▶ **Collected data**:
○ ○ ○ ○ ○ ○ ○

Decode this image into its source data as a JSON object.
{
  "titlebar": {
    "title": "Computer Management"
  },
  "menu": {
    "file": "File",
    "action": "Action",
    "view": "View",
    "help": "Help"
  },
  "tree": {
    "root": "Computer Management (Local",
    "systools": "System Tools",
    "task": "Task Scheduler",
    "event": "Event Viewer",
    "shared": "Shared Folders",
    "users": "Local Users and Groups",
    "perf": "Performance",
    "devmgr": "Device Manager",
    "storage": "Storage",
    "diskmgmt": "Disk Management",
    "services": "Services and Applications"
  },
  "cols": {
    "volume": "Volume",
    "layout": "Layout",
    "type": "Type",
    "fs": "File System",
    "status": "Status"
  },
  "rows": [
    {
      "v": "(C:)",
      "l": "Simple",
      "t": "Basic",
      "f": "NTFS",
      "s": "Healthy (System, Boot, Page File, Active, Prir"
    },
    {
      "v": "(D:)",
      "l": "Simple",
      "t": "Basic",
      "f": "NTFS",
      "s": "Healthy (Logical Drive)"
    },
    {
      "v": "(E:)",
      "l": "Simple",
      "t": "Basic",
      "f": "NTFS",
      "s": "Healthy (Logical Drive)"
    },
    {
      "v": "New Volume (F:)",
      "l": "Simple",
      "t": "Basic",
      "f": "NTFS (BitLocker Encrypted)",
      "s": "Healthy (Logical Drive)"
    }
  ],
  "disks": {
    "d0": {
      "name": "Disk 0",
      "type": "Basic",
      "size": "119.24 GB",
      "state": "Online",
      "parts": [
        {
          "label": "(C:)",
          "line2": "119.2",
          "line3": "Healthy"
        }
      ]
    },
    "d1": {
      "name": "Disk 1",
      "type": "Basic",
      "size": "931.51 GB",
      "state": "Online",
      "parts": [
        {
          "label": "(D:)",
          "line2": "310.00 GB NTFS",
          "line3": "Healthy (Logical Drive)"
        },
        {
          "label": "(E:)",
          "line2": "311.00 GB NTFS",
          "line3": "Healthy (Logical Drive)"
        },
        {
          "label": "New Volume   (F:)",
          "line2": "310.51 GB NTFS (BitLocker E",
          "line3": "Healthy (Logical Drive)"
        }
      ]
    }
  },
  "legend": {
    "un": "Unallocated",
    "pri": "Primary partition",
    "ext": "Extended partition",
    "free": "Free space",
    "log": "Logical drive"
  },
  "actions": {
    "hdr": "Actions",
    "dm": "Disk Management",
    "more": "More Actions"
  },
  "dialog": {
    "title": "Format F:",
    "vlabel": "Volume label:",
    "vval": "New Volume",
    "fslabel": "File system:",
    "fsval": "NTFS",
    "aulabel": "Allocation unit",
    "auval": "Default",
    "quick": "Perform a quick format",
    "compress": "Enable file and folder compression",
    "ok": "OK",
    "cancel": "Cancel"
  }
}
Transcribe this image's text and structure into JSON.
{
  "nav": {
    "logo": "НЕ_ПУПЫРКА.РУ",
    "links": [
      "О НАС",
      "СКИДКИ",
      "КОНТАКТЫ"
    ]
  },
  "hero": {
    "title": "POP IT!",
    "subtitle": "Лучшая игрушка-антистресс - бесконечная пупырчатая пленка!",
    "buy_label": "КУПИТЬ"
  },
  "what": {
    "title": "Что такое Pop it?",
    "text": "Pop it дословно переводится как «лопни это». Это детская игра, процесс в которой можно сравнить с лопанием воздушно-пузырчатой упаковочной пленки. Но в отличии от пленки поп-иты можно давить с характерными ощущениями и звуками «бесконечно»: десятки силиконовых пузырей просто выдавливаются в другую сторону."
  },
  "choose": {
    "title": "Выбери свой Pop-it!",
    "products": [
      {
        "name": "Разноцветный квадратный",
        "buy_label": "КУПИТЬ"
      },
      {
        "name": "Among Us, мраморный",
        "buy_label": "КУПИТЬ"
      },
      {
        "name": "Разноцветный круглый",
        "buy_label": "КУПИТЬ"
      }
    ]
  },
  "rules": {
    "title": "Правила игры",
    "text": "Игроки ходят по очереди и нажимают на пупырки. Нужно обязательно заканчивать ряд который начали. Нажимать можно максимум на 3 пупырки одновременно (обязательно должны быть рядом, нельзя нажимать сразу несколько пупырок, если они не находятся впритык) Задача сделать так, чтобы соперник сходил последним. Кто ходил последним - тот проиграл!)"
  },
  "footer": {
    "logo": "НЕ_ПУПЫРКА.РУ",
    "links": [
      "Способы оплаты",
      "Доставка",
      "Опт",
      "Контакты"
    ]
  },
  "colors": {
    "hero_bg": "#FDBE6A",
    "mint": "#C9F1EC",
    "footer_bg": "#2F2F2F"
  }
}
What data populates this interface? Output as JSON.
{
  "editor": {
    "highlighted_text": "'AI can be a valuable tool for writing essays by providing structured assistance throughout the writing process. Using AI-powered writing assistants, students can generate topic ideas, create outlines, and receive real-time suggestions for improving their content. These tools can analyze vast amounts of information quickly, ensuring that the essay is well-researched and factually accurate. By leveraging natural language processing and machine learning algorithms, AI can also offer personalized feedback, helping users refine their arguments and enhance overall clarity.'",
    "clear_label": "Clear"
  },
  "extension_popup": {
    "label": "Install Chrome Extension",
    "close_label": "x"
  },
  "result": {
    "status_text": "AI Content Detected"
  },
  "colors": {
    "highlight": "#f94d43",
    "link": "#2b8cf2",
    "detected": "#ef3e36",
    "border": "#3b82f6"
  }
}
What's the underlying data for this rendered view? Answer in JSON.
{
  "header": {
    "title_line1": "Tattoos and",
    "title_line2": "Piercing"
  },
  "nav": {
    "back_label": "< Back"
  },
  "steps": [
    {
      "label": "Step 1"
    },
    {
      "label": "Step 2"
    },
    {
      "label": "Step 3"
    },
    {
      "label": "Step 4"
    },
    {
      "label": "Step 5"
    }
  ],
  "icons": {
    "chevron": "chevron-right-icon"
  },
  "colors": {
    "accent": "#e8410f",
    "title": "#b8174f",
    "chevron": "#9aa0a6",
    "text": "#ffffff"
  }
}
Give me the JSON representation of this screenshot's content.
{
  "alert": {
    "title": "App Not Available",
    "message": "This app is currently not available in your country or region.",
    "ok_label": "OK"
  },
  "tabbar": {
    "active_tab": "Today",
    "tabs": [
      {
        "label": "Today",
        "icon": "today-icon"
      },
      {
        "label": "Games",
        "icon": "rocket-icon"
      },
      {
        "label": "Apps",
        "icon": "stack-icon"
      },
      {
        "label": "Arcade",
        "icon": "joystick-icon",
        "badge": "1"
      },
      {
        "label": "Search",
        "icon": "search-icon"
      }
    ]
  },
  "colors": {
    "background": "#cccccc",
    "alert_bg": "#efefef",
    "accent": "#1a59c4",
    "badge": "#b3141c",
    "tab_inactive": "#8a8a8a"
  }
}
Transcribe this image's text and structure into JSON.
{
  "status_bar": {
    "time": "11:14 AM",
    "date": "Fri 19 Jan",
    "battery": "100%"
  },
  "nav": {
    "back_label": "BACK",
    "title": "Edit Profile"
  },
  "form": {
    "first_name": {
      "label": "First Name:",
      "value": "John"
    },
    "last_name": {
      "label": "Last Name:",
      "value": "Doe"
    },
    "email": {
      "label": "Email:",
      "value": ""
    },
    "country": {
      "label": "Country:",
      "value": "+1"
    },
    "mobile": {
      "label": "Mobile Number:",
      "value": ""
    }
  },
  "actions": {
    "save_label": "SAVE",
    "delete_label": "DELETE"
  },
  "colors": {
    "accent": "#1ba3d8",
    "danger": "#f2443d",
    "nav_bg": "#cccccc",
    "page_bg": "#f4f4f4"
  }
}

○ ○ ○ ○ ○ ○ ○

▶ **Goal**: Pick each line holding the word "Разноцветный" out of the data and copy it.

▶ **Worked answer**:
        "name": "Разноцветный квадратный",
        "name": "Разноцветный круглый",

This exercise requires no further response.